━━━━━ SUPPLIED RECORDS
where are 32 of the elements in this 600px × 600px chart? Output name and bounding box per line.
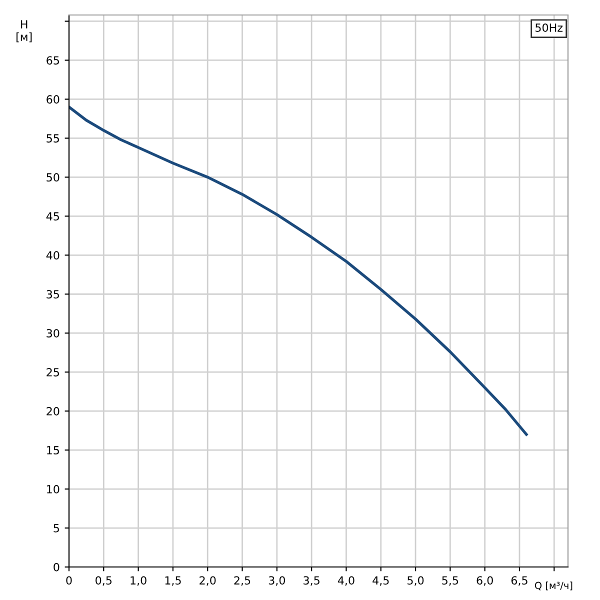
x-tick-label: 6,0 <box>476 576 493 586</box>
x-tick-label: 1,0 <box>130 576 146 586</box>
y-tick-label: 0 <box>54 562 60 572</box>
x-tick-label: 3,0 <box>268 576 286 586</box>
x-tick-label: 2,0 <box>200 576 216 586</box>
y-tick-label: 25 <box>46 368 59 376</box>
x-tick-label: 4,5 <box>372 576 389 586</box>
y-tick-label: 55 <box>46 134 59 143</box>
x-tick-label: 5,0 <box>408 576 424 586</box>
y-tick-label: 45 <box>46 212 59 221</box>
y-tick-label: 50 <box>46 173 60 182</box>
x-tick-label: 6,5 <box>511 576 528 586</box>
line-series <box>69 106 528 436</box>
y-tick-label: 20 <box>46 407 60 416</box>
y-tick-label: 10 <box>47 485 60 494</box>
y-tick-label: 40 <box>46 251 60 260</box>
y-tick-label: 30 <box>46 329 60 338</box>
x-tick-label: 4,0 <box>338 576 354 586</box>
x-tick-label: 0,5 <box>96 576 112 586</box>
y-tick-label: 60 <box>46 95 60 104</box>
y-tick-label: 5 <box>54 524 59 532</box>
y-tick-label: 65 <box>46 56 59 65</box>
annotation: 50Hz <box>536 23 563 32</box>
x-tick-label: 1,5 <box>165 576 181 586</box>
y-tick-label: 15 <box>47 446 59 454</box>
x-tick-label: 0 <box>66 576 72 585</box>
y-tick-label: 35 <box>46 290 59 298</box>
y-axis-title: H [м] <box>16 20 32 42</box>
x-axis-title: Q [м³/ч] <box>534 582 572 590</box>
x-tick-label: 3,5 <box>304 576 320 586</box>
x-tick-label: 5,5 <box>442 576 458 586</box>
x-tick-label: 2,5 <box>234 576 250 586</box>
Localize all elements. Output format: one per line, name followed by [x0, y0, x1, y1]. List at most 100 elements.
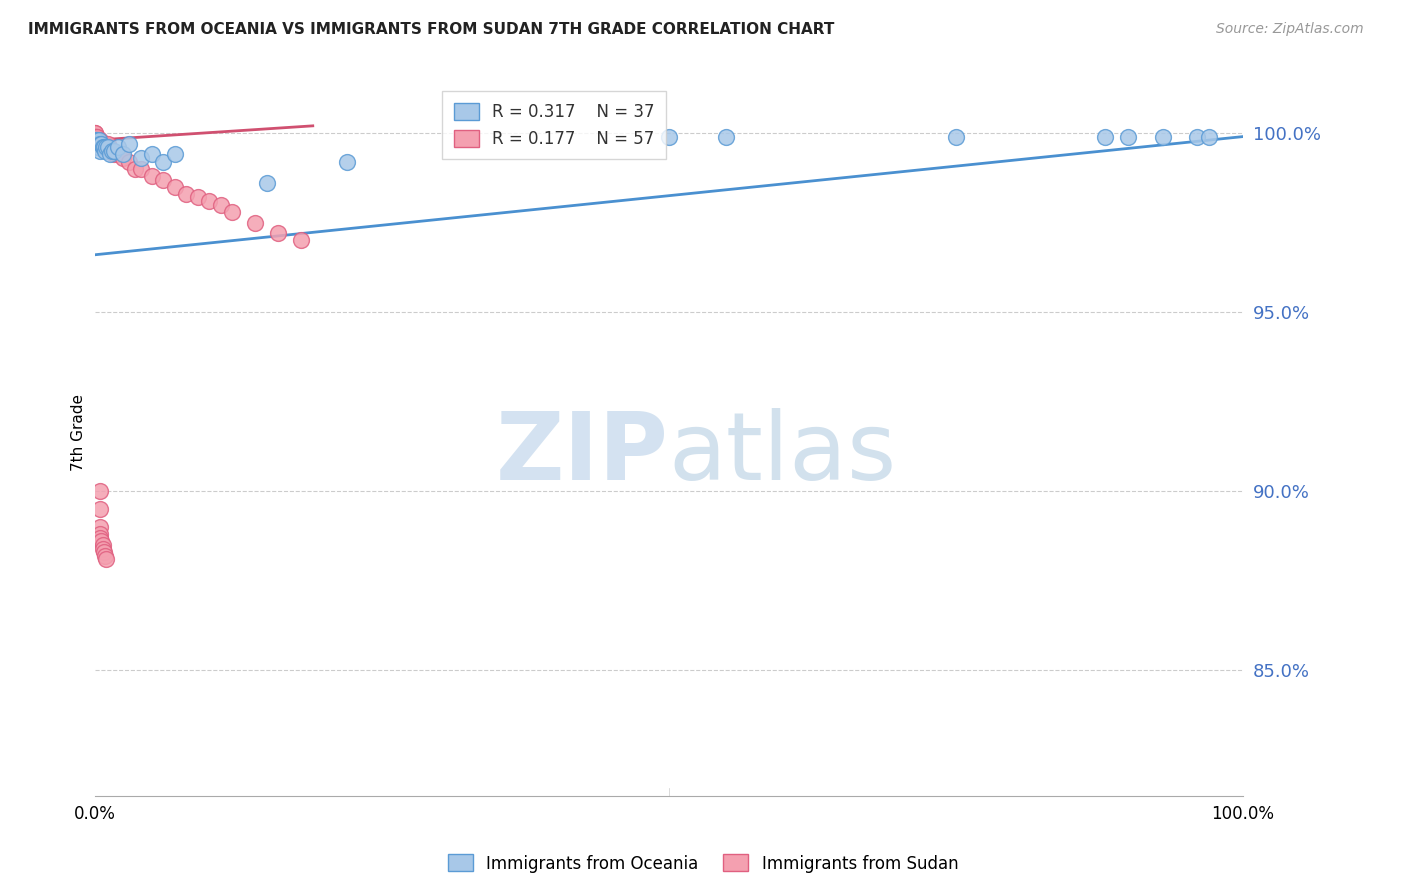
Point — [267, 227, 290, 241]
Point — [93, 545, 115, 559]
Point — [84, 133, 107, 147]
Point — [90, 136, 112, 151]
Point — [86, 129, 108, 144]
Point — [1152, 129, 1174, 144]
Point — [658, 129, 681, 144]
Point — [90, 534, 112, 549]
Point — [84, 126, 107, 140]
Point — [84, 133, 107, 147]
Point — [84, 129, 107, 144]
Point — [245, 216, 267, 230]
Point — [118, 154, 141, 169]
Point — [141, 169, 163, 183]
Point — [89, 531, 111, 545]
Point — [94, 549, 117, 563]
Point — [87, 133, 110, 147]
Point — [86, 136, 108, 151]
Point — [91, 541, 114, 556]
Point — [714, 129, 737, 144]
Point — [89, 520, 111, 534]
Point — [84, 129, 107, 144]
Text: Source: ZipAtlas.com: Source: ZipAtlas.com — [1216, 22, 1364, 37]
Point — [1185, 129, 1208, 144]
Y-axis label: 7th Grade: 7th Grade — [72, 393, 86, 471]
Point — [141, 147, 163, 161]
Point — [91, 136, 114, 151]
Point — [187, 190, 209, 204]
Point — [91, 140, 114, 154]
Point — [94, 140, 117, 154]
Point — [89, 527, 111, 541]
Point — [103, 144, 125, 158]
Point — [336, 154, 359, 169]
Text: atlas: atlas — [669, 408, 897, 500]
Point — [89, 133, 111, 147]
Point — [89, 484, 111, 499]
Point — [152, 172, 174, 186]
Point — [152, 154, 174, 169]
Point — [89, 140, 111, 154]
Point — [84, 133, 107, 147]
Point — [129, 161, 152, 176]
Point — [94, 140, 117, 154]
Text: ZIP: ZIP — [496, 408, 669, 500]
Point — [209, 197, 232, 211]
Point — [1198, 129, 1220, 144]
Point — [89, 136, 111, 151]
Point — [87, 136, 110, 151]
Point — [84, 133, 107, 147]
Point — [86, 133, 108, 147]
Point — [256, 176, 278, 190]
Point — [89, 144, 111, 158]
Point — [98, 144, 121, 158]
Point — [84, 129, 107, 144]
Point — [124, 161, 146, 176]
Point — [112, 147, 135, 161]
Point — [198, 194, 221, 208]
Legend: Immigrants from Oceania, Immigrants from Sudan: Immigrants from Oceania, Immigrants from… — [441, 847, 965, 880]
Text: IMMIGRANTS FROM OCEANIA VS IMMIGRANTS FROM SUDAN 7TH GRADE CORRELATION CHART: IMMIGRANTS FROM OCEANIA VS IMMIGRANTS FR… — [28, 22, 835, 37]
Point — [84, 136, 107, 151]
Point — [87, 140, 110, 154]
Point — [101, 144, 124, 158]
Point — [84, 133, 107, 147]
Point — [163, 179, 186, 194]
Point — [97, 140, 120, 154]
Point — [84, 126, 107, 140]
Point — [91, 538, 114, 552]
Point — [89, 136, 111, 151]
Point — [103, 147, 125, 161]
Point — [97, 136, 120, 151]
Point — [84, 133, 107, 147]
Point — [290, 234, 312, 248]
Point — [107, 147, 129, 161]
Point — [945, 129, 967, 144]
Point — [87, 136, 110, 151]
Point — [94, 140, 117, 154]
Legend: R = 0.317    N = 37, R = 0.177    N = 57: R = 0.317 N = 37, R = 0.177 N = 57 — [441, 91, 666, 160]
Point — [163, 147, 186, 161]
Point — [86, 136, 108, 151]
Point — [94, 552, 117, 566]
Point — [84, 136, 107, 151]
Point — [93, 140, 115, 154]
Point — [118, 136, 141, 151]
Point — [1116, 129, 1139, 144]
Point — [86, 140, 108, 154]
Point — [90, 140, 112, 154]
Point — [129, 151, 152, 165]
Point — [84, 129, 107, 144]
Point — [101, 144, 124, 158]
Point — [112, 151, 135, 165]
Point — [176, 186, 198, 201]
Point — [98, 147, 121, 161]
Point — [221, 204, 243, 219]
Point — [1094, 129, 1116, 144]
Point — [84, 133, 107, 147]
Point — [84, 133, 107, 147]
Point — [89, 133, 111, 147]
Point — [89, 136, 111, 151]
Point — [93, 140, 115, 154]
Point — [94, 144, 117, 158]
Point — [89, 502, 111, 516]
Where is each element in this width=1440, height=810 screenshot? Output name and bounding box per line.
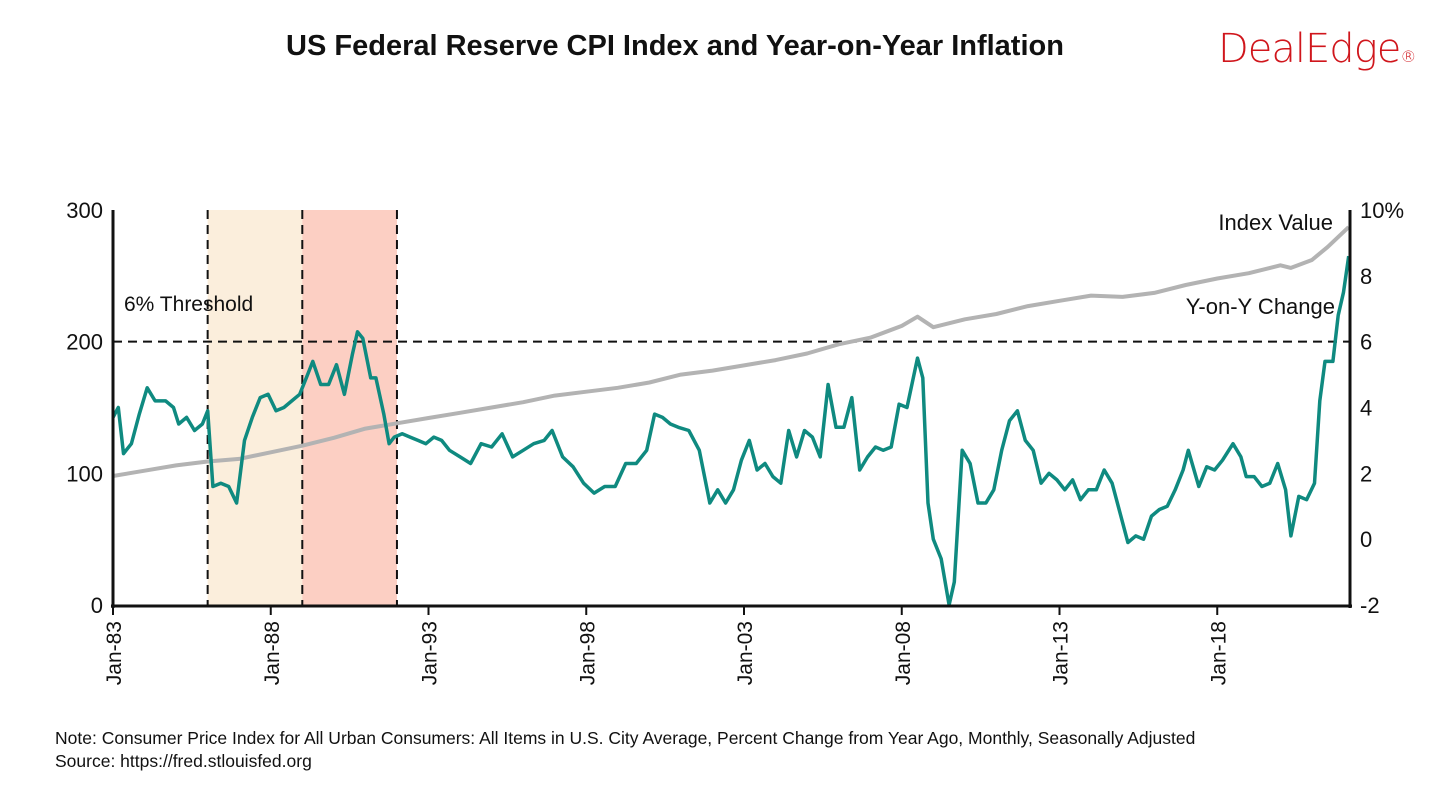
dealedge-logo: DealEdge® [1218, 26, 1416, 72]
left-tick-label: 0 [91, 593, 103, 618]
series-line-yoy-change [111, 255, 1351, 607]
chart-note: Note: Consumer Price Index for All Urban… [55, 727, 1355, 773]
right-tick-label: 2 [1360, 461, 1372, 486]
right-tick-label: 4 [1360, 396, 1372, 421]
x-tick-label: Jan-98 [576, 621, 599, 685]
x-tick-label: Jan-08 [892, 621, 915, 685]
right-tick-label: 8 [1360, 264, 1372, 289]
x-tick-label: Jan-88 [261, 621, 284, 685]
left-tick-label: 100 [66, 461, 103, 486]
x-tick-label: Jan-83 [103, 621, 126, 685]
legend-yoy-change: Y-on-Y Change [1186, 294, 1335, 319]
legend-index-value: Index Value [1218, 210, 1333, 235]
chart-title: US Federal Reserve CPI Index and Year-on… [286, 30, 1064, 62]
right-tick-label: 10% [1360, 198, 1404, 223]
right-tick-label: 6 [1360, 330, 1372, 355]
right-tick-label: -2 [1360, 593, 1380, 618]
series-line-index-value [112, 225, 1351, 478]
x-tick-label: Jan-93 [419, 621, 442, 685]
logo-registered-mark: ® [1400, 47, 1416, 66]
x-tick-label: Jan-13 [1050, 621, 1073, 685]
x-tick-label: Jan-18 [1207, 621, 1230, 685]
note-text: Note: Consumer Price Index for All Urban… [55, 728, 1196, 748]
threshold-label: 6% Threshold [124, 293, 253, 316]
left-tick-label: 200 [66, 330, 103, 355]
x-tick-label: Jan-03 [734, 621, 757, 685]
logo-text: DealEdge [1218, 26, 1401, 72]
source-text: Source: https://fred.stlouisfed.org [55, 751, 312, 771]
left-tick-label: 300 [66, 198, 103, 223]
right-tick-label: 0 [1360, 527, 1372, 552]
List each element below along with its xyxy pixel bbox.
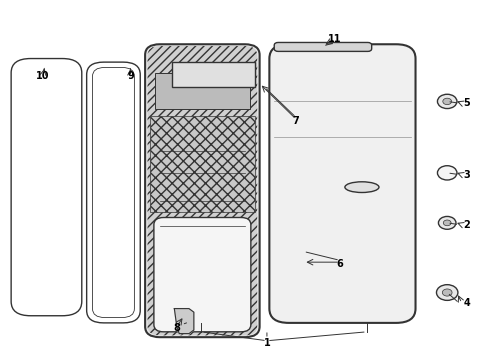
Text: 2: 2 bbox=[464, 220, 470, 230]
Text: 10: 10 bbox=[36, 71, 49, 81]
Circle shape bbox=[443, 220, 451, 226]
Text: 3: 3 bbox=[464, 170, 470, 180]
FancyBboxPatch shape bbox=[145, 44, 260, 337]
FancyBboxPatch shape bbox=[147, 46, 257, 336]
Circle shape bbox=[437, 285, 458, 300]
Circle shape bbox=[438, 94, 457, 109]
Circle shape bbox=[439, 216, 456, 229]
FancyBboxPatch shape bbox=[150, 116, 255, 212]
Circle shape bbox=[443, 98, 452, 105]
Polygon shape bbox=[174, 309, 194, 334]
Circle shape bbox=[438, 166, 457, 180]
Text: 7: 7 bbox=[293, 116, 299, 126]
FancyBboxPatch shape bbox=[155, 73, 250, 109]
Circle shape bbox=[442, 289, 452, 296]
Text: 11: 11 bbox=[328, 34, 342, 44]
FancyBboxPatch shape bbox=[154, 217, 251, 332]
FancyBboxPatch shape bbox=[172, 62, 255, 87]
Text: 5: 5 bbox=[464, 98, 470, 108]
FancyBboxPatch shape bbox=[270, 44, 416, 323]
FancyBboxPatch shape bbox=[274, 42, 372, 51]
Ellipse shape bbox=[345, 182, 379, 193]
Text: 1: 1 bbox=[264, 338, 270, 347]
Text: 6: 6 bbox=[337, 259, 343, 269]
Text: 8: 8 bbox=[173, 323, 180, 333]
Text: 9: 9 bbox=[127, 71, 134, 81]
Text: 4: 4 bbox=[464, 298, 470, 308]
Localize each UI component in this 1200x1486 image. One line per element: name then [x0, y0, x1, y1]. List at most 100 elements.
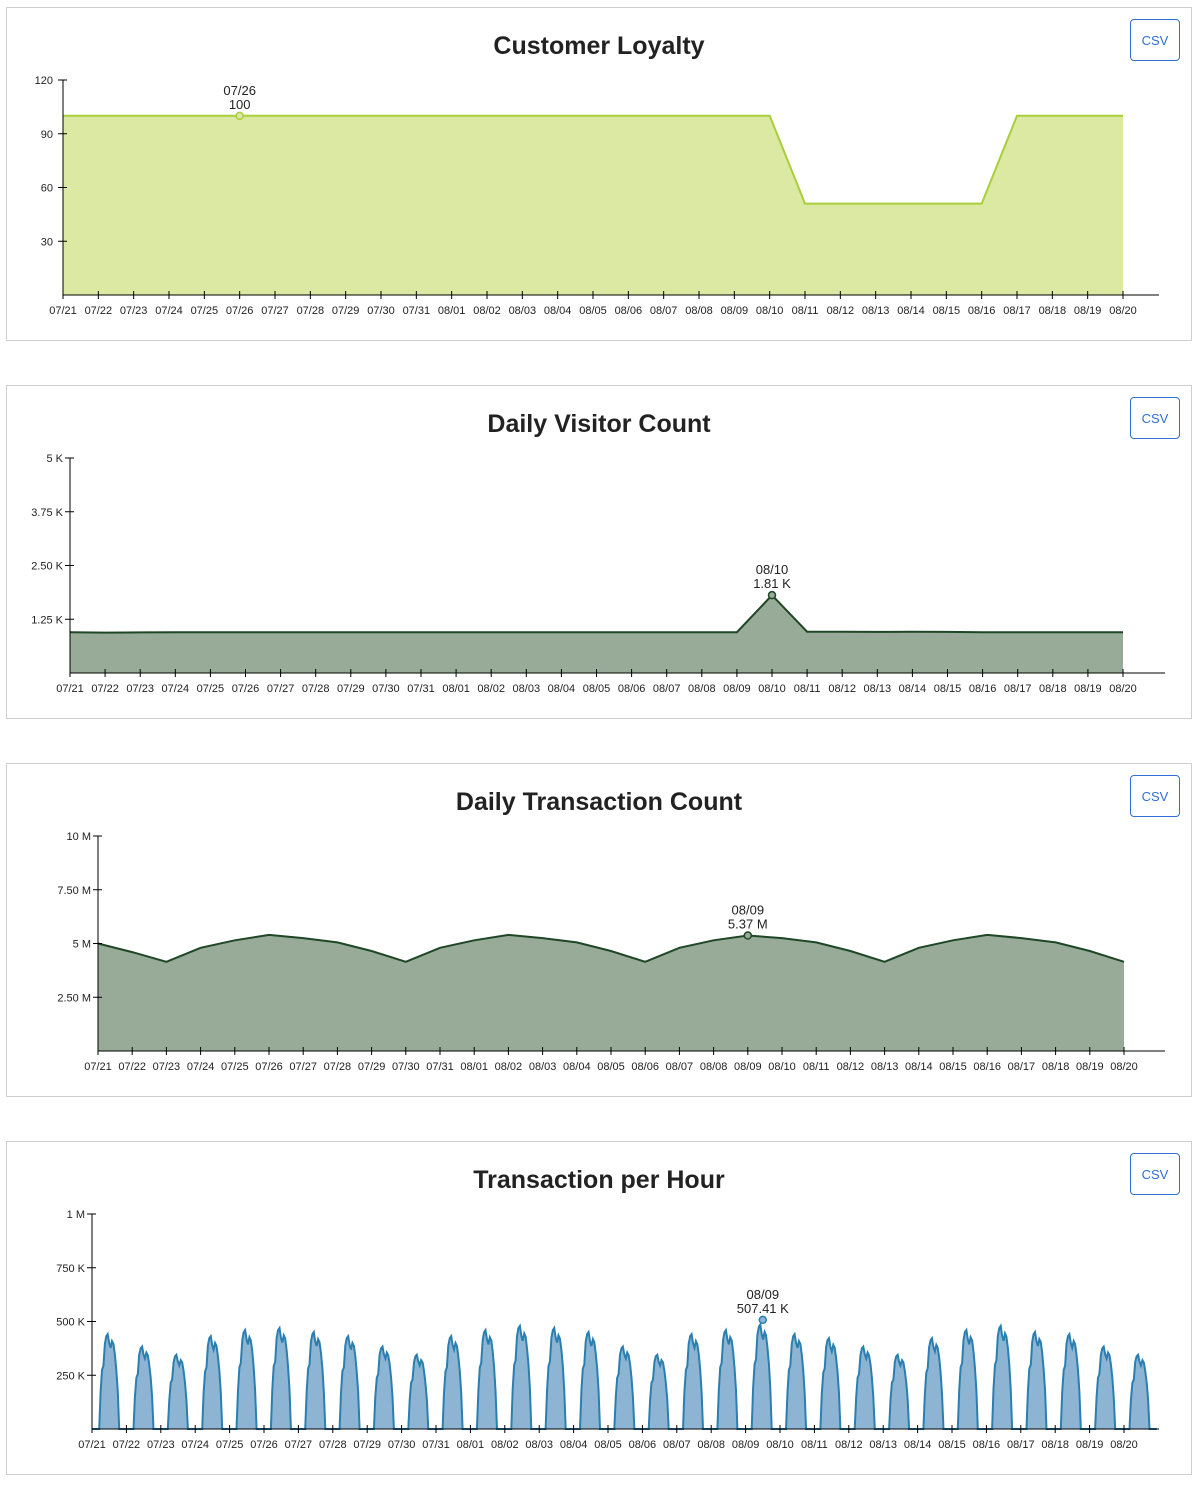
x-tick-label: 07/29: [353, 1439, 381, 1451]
━━━━━━━━━━
Can you update the material above from the line with "dealedge-logo: DealEdge® [1218, 26, 1416, 72]" to the line with "right-tick-label: 2 [1360, 461, 1372, 486]", replacing "chart-note" with "caption" and leaving everything else the same?

dealedge-logo: DealEdge® [1218, 26, 1416, 72]
left-tick-label: 0 [91, 593, 103, 618]
series-line-yoy-change [111, 255, 1351, 607]
caption: Note: Consumer Price Index for All Urban… [55, 727, 1355, 773]
right-tick-label: 2 [1360, 461, 1372, 486]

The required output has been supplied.